» **TASK INSTRUCTIONS**
Can you rewrite the items below, changing "Kode Sampel" to "Sample Code" wherever it occurs and leaving every other line and character unchanged?
--- START OF THE DATA ---
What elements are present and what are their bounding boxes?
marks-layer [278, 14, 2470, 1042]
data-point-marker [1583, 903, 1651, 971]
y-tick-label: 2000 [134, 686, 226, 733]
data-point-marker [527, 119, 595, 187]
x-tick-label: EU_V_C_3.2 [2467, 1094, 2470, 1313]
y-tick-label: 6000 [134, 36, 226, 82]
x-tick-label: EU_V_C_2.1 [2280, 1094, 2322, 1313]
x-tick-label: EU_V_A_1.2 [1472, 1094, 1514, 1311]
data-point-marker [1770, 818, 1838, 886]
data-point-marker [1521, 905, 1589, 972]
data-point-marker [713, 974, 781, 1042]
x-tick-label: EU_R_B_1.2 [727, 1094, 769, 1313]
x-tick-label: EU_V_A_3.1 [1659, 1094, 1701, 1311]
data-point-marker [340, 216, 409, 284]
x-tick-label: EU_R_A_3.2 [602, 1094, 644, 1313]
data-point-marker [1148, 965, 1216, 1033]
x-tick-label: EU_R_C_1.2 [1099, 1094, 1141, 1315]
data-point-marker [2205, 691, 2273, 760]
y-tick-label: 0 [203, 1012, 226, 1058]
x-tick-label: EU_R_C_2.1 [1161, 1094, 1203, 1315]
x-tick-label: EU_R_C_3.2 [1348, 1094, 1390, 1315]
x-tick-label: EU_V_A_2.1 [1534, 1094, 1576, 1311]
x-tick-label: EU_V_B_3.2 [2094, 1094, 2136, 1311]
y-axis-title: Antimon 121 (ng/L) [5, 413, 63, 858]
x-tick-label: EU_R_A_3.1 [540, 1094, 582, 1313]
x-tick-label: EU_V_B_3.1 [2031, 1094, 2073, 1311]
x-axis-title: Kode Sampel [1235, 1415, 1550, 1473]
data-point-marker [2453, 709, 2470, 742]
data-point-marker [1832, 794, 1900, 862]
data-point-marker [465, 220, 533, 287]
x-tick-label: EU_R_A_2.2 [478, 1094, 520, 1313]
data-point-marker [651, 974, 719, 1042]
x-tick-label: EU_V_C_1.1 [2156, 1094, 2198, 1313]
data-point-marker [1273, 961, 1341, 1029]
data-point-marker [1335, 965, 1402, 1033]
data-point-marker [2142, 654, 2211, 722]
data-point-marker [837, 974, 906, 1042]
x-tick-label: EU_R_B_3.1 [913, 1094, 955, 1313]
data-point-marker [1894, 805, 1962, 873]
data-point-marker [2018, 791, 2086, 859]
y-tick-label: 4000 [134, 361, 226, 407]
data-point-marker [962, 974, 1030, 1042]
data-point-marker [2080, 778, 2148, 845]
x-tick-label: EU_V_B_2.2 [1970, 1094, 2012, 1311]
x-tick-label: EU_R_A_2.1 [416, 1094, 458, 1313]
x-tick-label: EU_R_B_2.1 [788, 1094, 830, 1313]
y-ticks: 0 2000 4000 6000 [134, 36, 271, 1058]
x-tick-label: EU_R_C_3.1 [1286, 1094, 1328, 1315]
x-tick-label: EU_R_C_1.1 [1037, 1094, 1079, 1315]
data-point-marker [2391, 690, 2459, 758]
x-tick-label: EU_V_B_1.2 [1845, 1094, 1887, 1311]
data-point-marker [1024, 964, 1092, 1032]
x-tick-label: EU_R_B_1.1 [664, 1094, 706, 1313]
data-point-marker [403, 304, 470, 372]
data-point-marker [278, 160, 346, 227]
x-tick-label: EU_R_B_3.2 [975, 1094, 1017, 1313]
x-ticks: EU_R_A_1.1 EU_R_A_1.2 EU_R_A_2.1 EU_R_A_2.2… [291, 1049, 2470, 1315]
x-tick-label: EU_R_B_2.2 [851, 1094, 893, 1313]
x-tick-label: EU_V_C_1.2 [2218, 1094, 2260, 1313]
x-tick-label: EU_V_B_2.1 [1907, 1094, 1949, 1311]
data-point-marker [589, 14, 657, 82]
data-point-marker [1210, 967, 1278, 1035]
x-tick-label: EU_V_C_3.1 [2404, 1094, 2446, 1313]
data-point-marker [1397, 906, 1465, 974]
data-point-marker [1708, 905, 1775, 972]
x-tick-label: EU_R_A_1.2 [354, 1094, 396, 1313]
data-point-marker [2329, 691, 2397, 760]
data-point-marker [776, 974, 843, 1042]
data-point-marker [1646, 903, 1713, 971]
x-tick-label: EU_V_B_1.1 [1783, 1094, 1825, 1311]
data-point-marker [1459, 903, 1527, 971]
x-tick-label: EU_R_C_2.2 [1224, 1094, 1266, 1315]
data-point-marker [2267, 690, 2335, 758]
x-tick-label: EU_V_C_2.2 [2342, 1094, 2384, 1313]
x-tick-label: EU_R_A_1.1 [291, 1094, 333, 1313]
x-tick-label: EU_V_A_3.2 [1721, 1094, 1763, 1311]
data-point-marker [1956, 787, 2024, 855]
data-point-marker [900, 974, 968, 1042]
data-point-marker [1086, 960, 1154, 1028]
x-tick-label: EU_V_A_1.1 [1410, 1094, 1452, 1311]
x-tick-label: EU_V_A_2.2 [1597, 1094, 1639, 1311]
--- END OF THE DATA ---
» **WRITTEN SOLUTION**
What elements are present and what are their bounding boxes?
marks-layer [278, 14, 2470, 1042]
data-point-marker [1583, 903, 1651, 971]
y-tick-label: 2000 [134, 686, 226, 733]
data-point-marker [527, 119, 595, 187]
x-tick-label: EU_V_C_3.2 [2467, 1094, 2470, 1313]
y-tick-label: 6000 [134, 36, 226, 82]
x-tick-label: EU_V_C_2.1 [2280, 1094, 2322, 1313]
x-tick-label: EU_V_A_1.2 [1472, 1094, 1514, 1311]
data-point-marker [1770, 818, 1838, 886]
data-point-marker [1521, 905, 1589, 972]
data-point-marker [713, 974, 781, 1042]
x-tick-label: EU_R_B_1.2 [727, 1094, 769, 1313]
x-tick-label: EU_V_A_3.1 [1659, 1094, 1701, 1311]
data-point-marker [340, 216, 409, 284]
x-tick-label: EU_R_A_3.2 [602, 1094, 644, 1313]
data-point-marker [1148, 965, 1216, 1033]
x-tick-label: EU_R_C_1.2 [1099, 1094, 1141, 1315]
data-point-marker [2205, 691, 2273, 760]
y-tick-label: 0 [203, 1012, 226, 1058]
x-tick-label: EU_R_C_2.1 [1161, 1094, 1203, 1315]
x-tick-label: EU_R_C_3.2 [1348, 1094, 1390, 1315]
x-tick-label: EU_V_A_2.1 [1534, 1094, 1576, 1311]
x-tick-label: EU_V_B_3.2 [2094, 1094, 2136, 1311]
y-axis-title: Antimon 121 (ng/L) [5, 413, 63, 858]
x-tick-label: EU_R_A_3.1 [540, 1094, 582, 1313]
x-tick-label: EU_V_B_3.1 [2031, 1094, 2073, 1311]
x-axis-title: Sample Code [1235, 1415, 1550, 1473]
data-point-marker [2453, 709, 2470, 742]
data-point-marker [1832, 794, 1900, 862]
data-point-marker [465, 220, 533, 287]
x-tick-label: EU_R_A_2.2 [478, 1094, 520, 1313]
data-point-marker [651, 974, 719, 1042]
x-tick-label: EU_V_C_1.1 [2156, 1094, 2198, 1313]
data-point-marker [1273, 961, 1341, 1029]
data-point-marker [1335, 965, 1402, 1033]
data-point-marker [2142, 654, 2211, 722]
data-point-marker [837, 974, 906, 1042]
x-tick-label: EU_R_B_3.1 [913, 1094, 955, 1313]
data-point-marker [1894, 805, 1962, 873]
data-point-marker [2018, 791, 2086, 859]
y-tick-label: 4000 [134, 361, 226, 407]
data-point-marker [962, 974, 1030, 1042]
data-point-marker [2080, 778, 2148, 845]
x-tick-label: EU_V_B_2.2 [1970, 1094, 2012, 1311]
x-tick-label: EU_R_A_2.1 [416, 1094, 458, 1313]
x-tick-label: EU_R_B_2.1 [788, 1094, 830, 1313]
y-ticks: 0 2000 4000 6000 [134, 36, 271, 1058]
x-tick-label: EU_R_C_3.1 [1286, 1094, 1328, 1315]
x-tick-label: EU_R_C_1.1 [1037, 1094, 1079, 1315]
data-point-marker [2391, 690, 2459, 758]
x-tick-label: EU_V_B_1.2 [1845, 1094, 1887, 1311]
data-point-marker [1024, 964, 1092, 1032]
x-tick-label: EU_R_B_1.1 [664, 1094, 706, 1313]
data-point-marker [403, 304, 470, 372]
data-point-marker [278, 160, 346, 227]
x-tick-label: EU_R_B_3.2 [975, 1094, 1017, 1313]
x-ticks: EU_R_A_1.1 EU_R_A_1.2 EU_R_A_2.1 EU_R_A_2.2… [291, 1049, 2470, 1315]
x-tick-label: EU_R_B_2.2 [851, 1094, 893, 1313]
x-tick-label: EU_V_C_1.2 [2218, 1094, 2260, 1313]
x-tick-label: EU_V_B_2.1 [1907, 1094, 1949, 1311]
data-point-marker [589, 14, 657, 82]
data-point-marker [1210, 967, 1278, 1035]
x-tick-label: EU_V_C_3.1 [2404, 1094, 2446, 1313]
data-point-marker [1397, 906, 1465, 974]
data-point-marker [1708, 905, 1775, 972]
x-tick-label: EU_R_A_1.2 [354, 1094, 396, 1313]
data-point-marker [2329, 691, 2397, 760]
data-point-marker [776, 974, 843, 1042]
data-point-marker [1646, 903, 1713, 971]
x-tick-label: EU_V_B_1.1 [1783, 1094, 1825, 1311]
data-point-marker [1459, 903, 1527, 971]
x-tick-label: EU_R_C_2.2 [1224, 1094, 1266, 1315]
data-point-marker [2267, 690, 2335, 758]
x-tick-label: EU_V_C_2.2 [2342, 1094, 2384, 1313]
x-tick-label: EU_R_A_1.1 [291, 1094, 333, 1313]
x-tick-label: EU_V_A_3.2 [1721, 1094, 1763, 1311]
data-point-marker [1956, 787, 2024, 855]
data-point-marker [900, 974, 968, 1042]
data-point-marker [1086, 960, 1154, 1028]
x-tick-label: EU_V_A_1.1 [1410, 1094, 1452, 1311]
x-tick-label: EU_V_A_2.2 [1597, 1094, 1639, 1311]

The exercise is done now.